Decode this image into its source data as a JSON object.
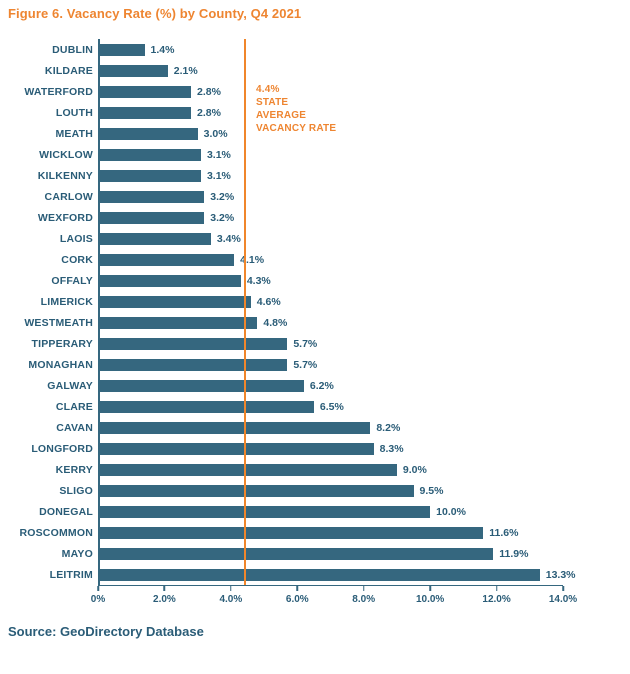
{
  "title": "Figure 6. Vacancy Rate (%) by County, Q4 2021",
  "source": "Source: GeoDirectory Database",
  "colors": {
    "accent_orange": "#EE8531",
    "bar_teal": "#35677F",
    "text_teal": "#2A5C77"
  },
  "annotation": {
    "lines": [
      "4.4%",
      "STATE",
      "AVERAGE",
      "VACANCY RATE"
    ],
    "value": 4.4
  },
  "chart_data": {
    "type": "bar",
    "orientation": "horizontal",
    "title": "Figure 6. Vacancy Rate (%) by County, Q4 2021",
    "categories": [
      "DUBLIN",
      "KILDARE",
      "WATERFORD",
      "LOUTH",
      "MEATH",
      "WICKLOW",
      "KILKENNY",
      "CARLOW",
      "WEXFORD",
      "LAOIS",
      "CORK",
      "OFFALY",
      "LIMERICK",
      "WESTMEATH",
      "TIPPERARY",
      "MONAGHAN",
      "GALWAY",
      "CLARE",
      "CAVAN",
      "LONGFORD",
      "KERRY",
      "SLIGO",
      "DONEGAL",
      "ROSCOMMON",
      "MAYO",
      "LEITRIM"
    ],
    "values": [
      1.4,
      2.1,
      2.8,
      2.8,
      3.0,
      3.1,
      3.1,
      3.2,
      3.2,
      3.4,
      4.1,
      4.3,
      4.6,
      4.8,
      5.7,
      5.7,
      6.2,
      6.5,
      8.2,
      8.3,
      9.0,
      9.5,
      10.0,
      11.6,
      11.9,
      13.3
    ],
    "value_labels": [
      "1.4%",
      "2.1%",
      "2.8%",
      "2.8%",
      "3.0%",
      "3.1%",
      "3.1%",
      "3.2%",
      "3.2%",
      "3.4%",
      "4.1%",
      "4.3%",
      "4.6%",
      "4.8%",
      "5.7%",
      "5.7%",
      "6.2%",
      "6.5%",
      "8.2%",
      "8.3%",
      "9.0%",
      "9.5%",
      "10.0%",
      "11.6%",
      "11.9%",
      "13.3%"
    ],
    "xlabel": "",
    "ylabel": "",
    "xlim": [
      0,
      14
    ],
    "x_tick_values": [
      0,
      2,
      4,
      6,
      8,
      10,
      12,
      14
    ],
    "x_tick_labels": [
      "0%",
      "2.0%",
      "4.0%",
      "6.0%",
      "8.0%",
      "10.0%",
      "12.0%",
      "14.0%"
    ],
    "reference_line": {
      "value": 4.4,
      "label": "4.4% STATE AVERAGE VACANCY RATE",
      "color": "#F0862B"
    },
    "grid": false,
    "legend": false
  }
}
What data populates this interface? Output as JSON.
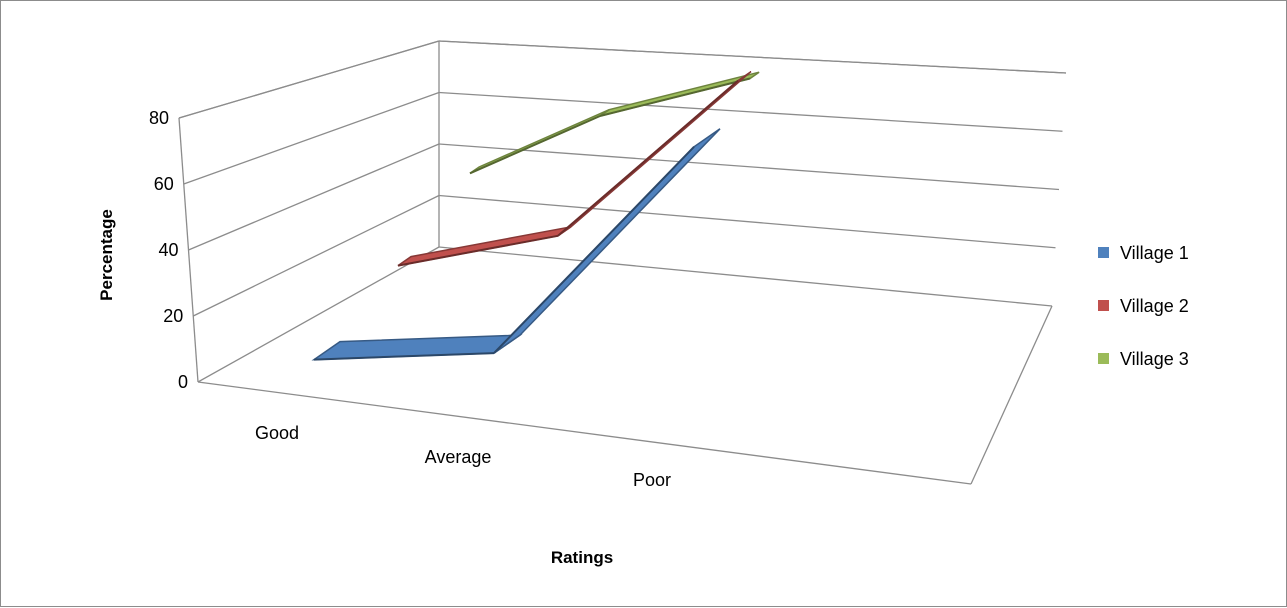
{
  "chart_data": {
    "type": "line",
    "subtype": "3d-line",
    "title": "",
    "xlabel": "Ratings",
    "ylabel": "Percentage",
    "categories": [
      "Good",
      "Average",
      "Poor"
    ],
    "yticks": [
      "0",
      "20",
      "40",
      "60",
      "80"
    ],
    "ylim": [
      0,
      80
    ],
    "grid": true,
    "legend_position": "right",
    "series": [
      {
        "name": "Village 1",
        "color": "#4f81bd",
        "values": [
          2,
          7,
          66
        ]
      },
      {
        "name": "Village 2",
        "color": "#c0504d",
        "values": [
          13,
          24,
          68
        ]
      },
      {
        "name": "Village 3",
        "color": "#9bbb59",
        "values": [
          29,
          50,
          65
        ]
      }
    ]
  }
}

□ □ □ □

## Aim
Quote the material exactly. Pictures stay out.

## Worked answer
Decode this image into its source data as a JSON object.
{
  "title": "Figure 6. Vacancy Rate (%) by County, Q4 2021",
  "source": "Source: GeoDirectory Database",
  "colors": {
    "accent_orange": "#EE8531",
    "bar_teal": "#35677F",
    "text_teal": "#2A5C77"
  },
  "annotation": {
    "lines": [
      "4.4%",
      "STATE",
      "AVERAGE",
      "VACANCY RATE"
    ],
    "value": 4.4
  },
  "chart_data": {
    "type": "bar",
    "orientation": "horizontal",
    "title": "Figure 6. Vacancy Rate (%) by County, Q4 2021",
    "categories": [
      "DUBLIN",
      "KILDARE",
      "WATERFORD",
      "LOUTH",
      "MEATH",
      "WICKLOW",
      "KILKENNY",
      "CARLOW",
      "WEXFORD",
      "LAOIS",
      "CORK",
      "OFFALY",
      "LIMERICK",
      "WESTMEATH",
      "TIPPERARY",
      "MONAGHAN",
      "GALWAY",
      "CLARE",
      "CAVAN",
      "LONGFORD",
      "KERRY",
      "SLIGO",
      "DONEGAL",
      "ROSCOMMON",
      "MAYO",
      "LEITRIM"
    ],
    "values": [
      1.4,
      2.1,
      2.8,
      2.8,
      3.0,
      3.1,
      3.1,
      3.2,
      3.2,
      3.4,
      4.1,
      4.3,
      4.6,
      4.8,
      5.7,
      5.7,
      6.2,
      6.5,
      8.2,
      8.3,
      9.0,
      9.5,
      10.0,
      11.6,
      11.9,
      13.3
    ],
    "value_labels": [
      "1.4%",
      "2.1%",
      "2.8%",
      "2.8%",
      "3.0%",
      "3.1%",
      "3.1%",
      "3.2%",
      "3.2%",
      "3.4%",
      "4.1%",
      "4.3%",
      "4.6%",
      "4.8%",
      "5.7%",
      "5.7%",
      "6.2%",
      "6.5%",
      "8.2%",
      "8.3%",
      "9.0%",
      "9.5%",
      "10.0%",
      "11.6%",
      "11.9%",
      "13.3%"
    ],
    "xlabel": "",
    "ylabel": "",
    "xlim": [
      0,
      14
    ],
    "x_tick_values": [
      0,
      2,
      4,
      6,
      8,
      10,
      12,
      14
    ],
    "x_tick_labels": [
      "0%",
      "2.0%",
      "4.0%",
      "6.0%",
      "8.0%",
      "10.0%",
      "12.0%",
      "14.0%"
    ],
    "reference_line": {
      "value": 4.4,
      "label": "4.4% STATE AVERAGE VACANCY RATE",
      "color": "#F0862B"
    },
    "grid": false,
    "legend": false
  }
}
What data populates this interface? Output as JSON.
{
  "chart_data": {
    "type": "line",
    "subtype": "3d-line",
    "title": "",
    "xlabel": "Ratings",
    "ylabel": "Percentage",
    "categories": [
      "Good",
      "Average",
      "Poor"
    ],
    "yticks": [
      "0",
      "20",
      "40",
      "60",
      "80"
    ],
    "ylim": [
      0,
      80
    ],
    "grid": true,
    "legend_position": "right",
    "series": [
      {
        "name": "Village 1",
        "color": "#4f81bd",
        "values": [
          2,
          7,
          66
        ]
      },
      {
        "name": "Village 2",
        "color": "#c0504d",
        "values": [
          13,
          24,
          68
        ]
      },
      {
        "name": "Village 3",
        "color": "#9bbb59",
        "values": [
          29,
          50,
          65
        ]
      }
    ]
  }
}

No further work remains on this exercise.